-------- Data section --------
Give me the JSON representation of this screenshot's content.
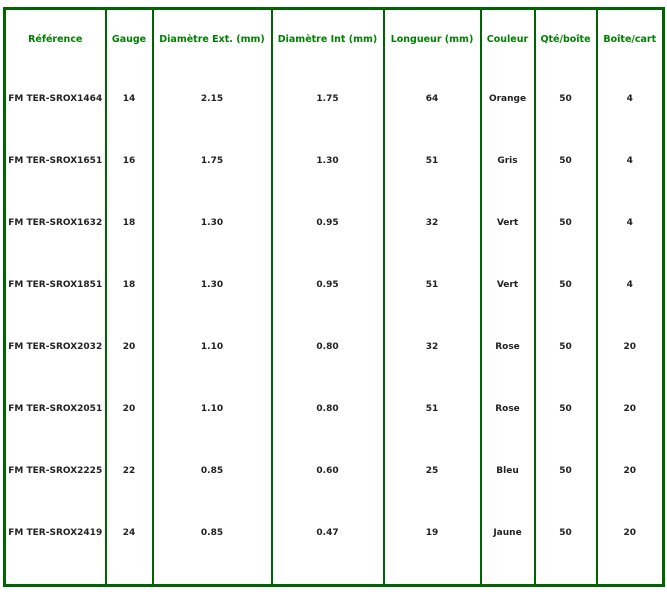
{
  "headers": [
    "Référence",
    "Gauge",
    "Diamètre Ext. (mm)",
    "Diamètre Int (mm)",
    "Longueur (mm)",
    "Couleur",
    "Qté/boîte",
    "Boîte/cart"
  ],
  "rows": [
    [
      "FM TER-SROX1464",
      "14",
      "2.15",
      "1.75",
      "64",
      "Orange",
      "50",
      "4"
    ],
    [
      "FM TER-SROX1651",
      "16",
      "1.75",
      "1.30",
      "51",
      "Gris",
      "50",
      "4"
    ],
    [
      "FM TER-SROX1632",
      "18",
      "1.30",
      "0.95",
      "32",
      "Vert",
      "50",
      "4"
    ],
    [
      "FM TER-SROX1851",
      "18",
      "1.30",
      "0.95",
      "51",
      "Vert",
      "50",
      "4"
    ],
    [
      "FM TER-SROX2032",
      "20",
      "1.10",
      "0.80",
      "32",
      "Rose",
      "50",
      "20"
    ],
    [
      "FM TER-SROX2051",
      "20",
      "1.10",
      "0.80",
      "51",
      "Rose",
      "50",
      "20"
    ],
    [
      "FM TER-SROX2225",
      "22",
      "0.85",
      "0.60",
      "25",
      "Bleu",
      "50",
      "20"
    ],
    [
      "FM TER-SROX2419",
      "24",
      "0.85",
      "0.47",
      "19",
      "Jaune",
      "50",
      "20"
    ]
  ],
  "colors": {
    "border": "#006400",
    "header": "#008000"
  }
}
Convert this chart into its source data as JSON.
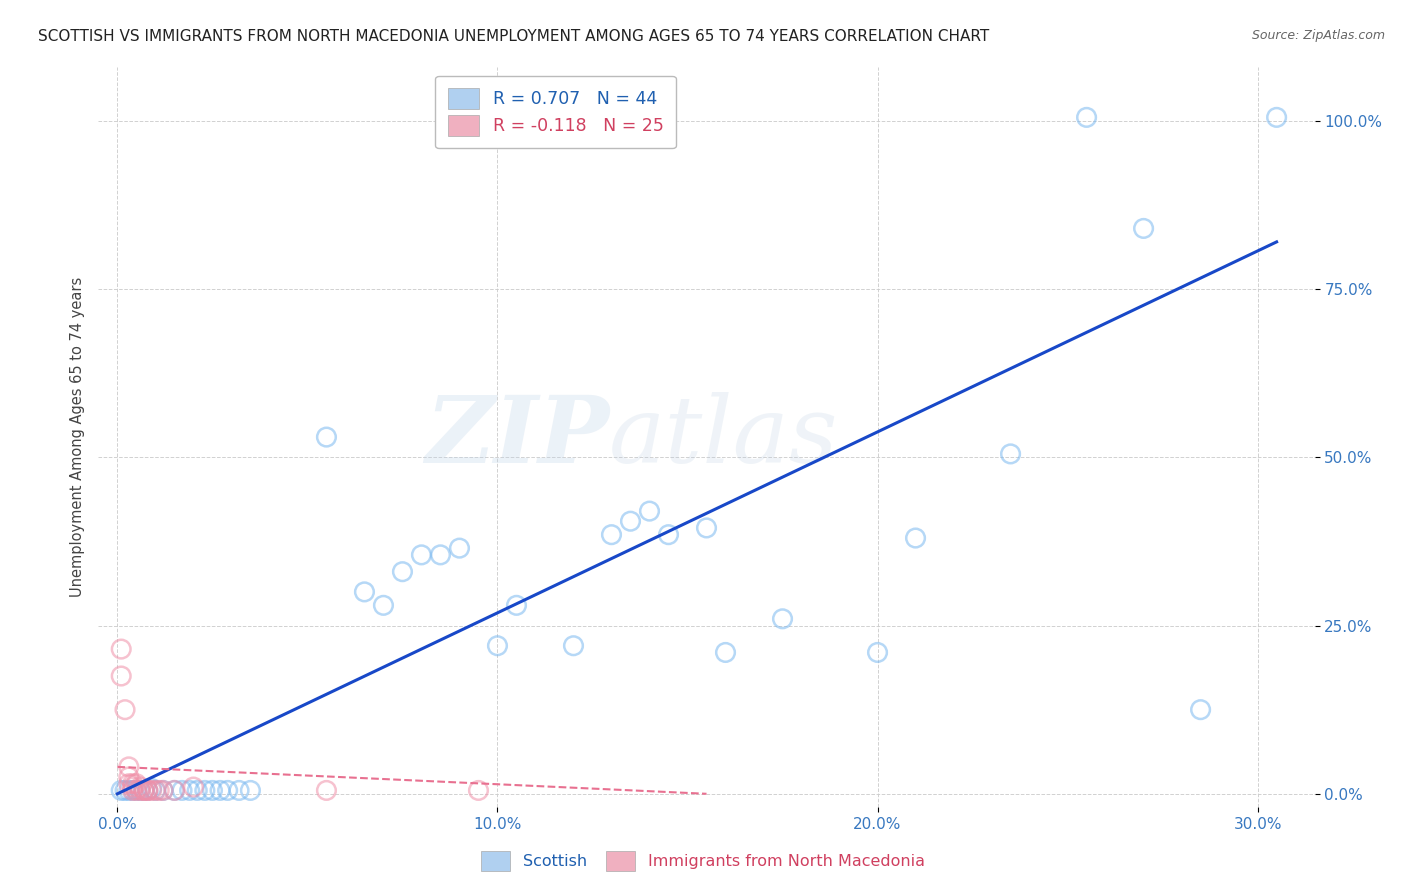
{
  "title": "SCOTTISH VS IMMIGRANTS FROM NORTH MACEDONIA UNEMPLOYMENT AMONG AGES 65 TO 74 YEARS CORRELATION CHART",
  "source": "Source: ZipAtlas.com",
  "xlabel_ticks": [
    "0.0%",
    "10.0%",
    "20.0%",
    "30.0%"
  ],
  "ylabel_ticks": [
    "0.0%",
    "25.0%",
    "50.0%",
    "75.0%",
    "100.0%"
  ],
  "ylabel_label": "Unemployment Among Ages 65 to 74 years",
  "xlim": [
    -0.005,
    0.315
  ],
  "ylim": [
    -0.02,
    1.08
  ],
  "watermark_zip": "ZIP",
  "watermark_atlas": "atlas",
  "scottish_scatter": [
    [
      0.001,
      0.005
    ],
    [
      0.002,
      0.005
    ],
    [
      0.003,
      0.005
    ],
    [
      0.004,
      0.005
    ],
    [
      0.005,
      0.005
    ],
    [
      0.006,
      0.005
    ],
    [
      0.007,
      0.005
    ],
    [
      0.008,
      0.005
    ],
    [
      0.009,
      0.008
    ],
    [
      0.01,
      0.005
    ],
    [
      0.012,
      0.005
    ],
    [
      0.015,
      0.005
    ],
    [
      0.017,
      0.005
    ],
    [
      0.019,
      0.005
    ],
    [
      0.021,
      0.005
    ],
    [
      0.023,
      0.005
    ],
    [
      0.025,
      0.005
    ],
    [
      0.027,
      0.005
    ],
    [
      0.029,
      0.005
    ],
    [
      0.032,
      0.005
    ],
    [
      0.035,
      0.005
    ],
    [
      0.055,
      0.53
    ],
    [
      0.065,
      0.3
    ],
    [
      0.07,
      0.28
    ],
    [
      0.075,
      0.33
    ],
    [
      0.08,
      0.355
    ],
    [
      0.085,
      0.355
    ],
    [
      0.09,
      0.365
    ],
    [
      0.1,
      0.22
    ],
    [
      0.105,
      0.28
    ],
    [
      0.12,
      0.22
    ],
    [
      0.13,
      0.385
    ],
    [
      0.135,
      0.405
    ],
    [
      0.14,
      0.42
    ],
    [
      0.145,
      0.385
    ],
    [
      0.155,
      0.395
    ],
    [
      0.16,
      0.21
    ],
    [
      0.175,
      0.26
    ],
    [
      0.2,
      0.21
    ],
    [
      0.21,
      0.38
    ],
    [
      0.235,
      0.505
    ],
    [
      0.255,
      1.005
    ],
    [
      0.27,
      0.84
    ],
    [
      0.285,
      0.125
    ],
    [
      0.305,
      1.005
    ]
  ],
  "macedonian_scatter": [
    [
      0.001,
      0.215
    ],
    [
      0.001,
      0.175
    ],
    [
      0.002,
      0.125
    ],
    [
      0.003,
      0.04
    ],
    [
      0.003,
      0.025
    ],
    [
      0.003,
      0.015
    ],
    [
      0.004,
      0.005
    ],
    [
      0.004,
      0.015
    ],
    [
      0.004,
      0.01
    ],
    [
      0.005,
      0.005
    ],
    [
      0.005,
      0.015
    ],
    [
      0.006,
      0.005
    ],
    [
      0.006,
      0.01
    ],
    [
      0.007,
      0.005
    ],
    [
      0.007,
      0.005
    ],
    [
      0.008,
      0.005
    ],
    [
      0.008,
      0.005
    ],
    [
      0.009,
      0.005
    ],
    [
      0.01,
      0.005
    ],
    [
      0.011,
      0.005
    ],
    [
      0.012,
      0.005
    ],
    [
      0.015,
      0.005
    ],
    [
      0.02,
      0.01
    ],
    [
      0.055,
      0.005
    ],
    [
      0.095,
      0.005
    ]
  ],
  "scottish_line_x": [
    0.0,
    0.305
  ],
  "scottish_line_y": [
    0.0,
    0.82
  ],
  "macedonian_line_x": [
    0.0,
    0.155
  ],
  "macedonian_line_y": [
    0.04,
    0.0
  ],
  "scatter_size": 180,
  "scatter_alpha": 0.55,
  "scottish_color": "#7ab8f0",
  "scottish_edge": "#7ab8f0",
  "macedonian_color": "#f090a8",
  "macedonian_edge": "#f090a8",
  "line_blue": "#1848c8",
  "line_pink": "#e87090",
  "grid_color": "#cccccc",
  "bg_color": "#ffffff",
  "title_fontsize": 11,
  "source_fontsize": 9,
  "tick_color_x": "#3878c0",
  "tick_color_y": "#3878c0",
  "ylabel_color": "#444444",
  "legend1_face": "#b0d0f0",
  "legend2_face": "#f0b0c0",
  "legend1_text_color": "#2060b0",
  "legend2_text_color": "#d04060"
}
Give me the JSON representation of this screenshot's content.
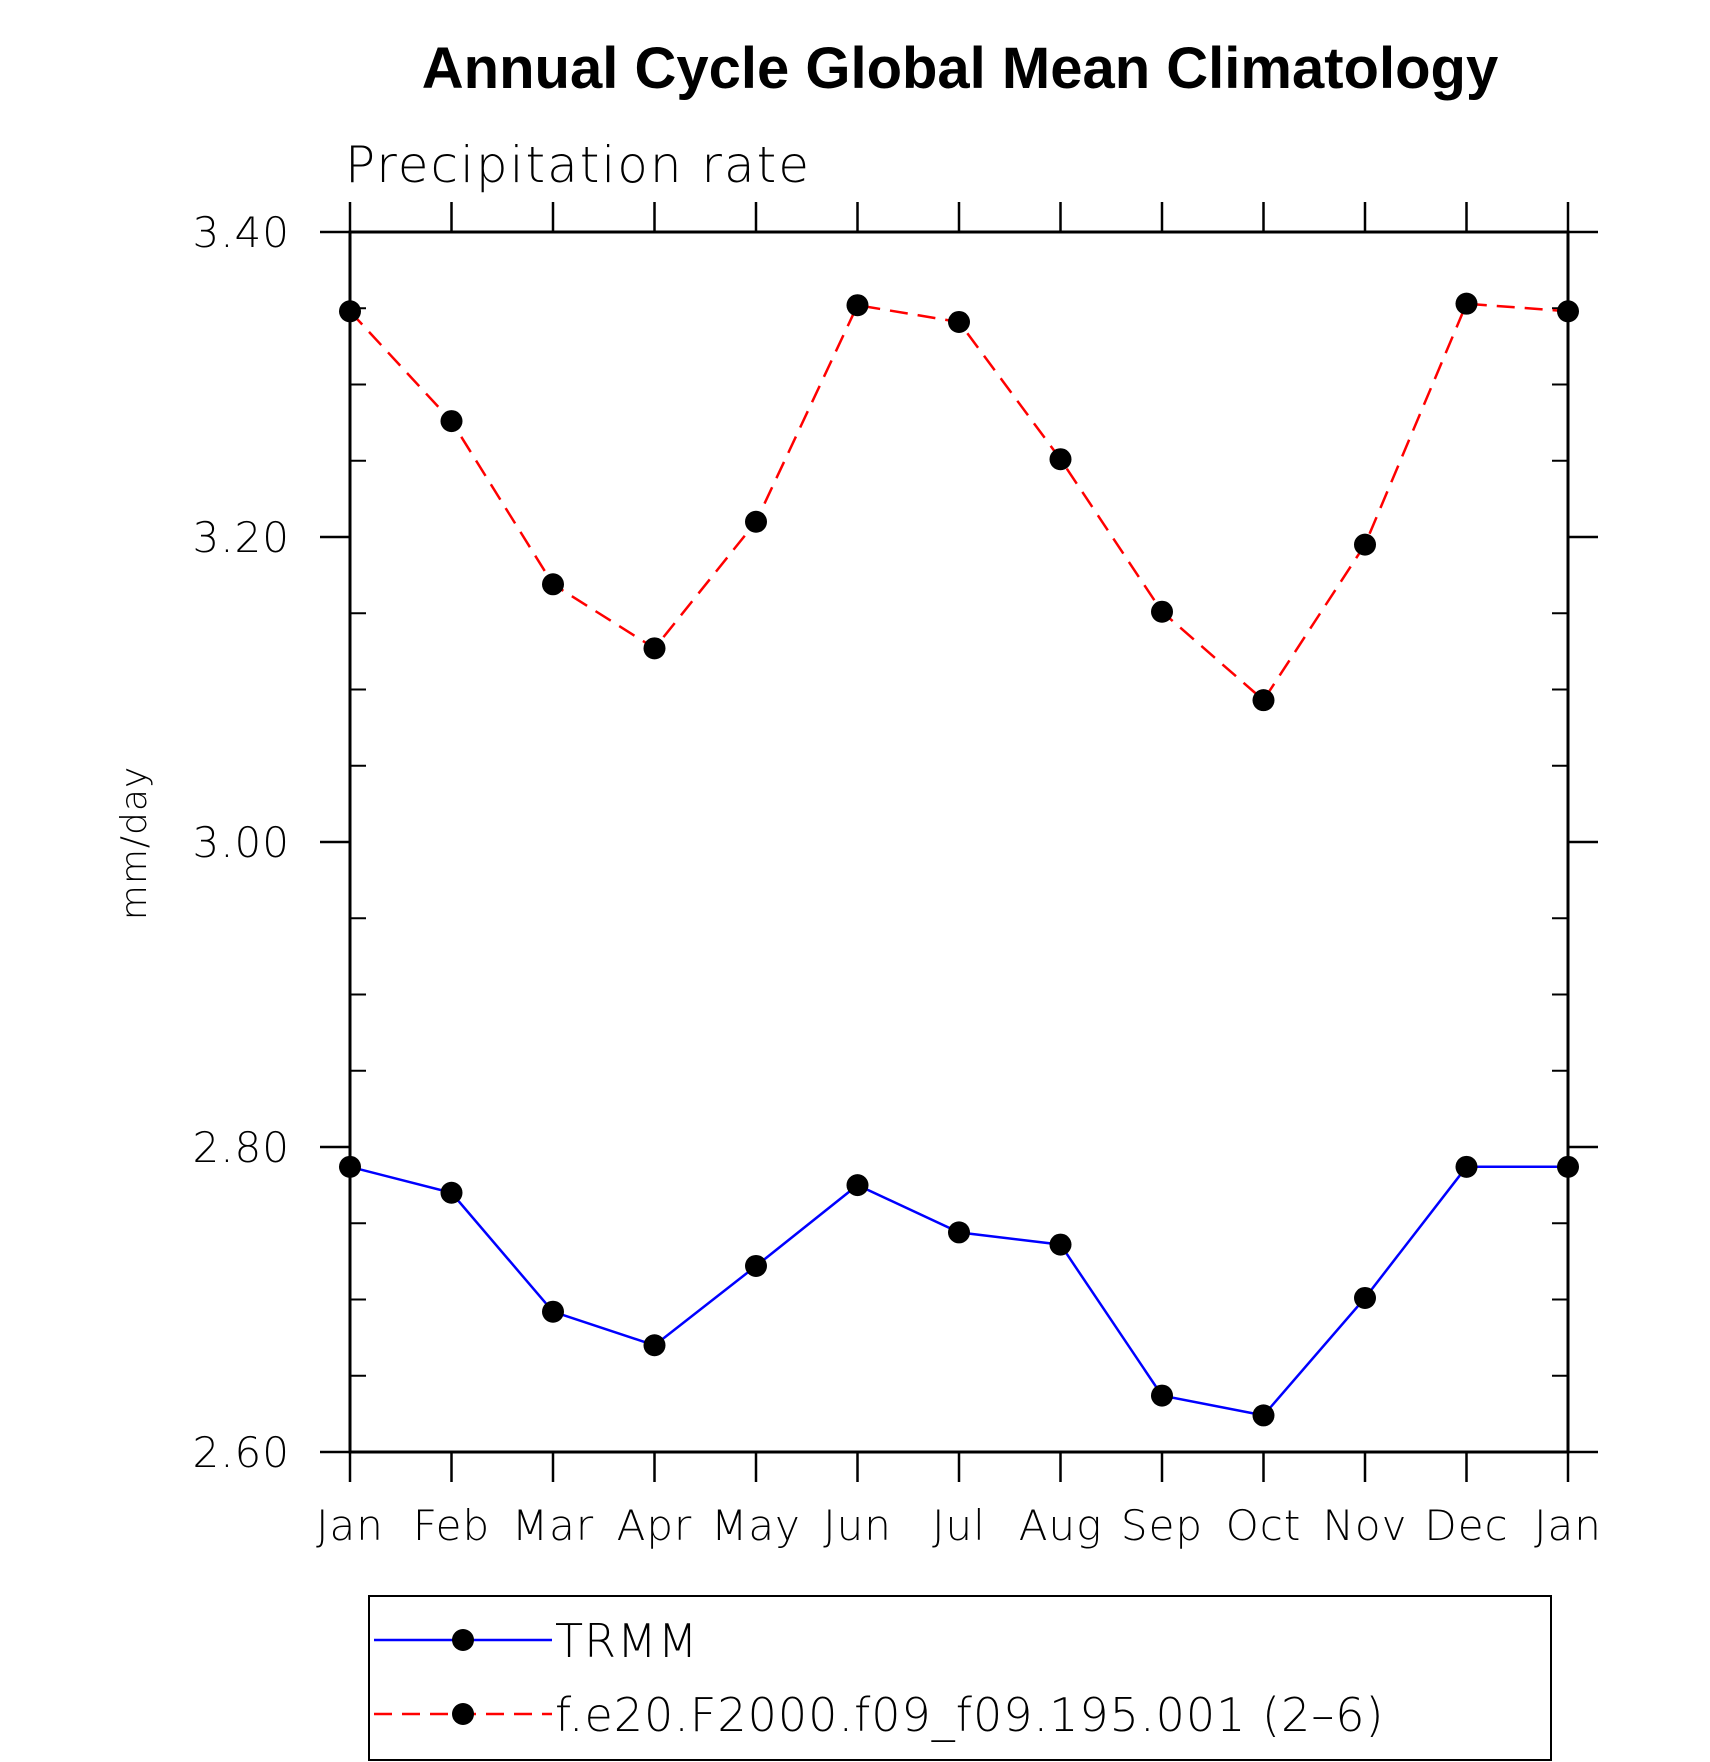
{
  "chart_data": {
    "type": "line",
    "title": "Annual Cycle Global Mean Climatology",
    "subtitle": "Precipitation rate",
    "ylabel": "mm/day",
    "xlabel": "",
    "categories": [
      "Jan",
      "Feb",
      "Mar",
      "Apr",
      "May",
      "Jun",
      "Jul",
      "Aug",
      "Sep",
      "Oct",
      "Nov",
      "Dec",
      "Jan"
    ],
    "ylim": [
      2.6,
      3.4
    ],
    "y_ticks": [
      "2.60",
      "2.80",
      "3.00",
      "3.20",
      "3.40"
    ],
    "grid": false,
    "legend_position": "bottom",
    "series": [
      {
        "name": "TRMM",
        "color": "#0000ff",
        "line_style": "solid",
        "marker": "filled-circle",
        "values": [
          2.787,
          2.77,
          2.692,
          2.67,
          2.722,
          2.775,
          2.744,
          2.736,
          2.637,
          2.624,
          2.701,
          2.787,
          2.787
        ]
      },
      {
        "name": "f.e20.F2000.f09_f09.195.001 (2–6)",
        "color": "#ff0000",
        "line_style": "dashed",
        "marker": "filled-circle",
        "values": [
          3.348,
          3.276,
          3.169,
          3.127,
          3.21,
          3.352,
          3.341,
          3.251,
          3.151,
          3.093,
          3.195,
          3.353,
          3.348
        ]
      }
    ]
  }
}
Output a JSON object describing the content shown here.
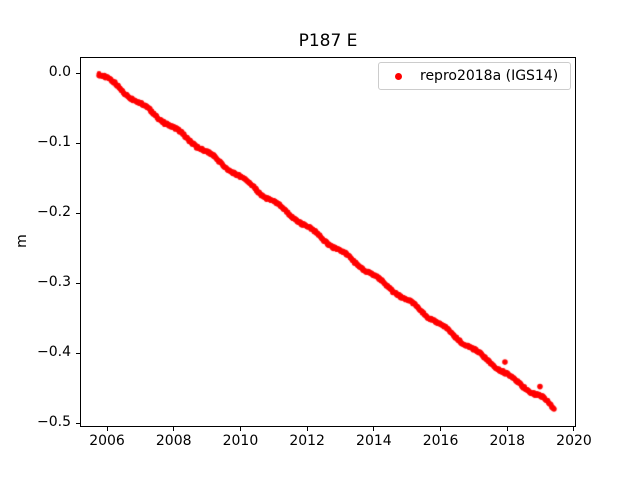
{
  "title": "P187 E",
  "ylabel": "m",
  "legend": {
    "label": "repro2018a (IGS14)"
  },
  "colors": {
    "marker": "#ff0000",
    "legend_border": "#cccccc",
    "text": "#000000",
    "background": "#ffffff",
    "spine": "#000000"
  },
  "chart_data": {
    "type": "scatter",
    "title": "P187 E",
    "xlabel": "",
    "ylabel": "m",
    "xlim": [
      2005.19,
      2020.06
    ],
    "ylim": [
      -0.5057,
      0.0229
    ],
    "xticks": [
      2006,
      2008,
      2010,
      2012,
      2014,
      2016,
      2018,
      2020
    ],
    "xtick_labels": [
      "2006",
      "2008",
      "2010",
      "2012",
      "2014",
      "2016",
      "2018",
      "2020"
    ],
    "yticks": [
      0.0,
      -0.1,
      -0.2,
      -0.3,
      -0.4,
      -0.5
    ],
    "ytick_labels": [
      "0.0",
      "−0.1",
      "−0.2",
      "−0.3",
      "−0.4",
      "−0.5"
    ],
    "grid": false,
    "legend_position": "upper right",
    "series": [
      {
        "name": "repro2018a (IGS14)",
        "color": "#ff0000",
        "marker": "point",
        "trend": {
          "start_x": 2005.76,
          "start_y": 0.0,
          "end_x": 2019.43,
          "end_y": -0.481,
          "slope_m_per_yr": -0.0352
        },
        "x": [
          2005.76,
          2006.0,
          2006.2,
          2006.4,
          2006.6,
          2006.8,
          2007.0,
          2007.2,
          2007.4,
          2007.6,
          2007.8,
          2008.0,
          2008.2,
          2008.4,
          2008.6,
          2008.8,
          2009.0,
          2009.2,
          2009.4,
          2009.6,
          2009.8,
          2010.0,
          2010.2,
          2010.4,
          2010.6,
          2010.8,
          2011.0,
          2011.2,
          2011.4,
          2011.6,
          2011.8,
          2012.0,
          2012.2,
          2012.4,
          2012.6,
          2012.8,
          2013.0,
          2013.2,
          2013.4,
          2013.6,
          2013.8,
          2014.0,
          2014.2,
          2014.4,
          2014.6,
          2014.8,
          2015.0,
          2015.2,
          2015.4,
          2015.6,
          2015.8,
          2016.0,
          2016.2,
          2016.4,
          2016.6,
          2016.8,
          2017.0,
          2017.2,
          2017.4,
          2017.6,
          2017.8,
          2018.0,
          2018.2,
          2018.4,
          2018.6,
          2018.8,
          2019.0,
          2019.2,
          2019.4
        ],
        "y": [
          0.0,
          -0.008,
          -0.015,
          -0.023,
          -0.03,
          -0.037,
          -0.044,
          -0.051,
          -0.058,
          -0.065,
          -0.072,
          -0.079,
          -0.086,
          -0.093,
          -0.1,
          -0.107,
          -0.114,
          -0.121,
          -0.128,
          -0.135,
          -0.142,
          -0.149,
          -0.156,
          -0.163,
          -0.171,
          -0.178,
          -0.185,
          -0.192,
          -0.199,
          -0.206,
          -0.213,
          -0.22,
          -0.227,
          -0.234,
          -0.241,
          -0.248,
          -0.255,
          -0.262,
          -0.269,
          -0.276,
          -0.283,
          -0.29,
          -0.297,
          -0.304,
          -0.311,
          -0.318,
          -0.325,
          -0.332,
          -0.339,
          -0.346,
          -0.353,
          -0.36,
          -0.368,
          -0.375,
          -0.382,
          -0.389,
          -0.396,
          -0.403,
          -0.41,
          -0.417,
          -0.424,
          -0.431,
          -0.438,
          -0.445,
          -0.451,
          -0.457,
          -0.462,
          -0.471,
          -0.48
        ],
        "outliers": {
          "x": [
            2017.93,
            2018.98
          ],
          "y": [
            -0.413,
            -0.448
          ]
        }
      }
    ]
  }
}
--------
What you will do ▸
Copy every line from the records above that contains the word "name".

Reply to the exercise ▸
        "name": "TRMM",
        "name": "f.e20.F2000.f09_f09.195.001 (2–6)",
        "name": "repro2018a (IGS14)",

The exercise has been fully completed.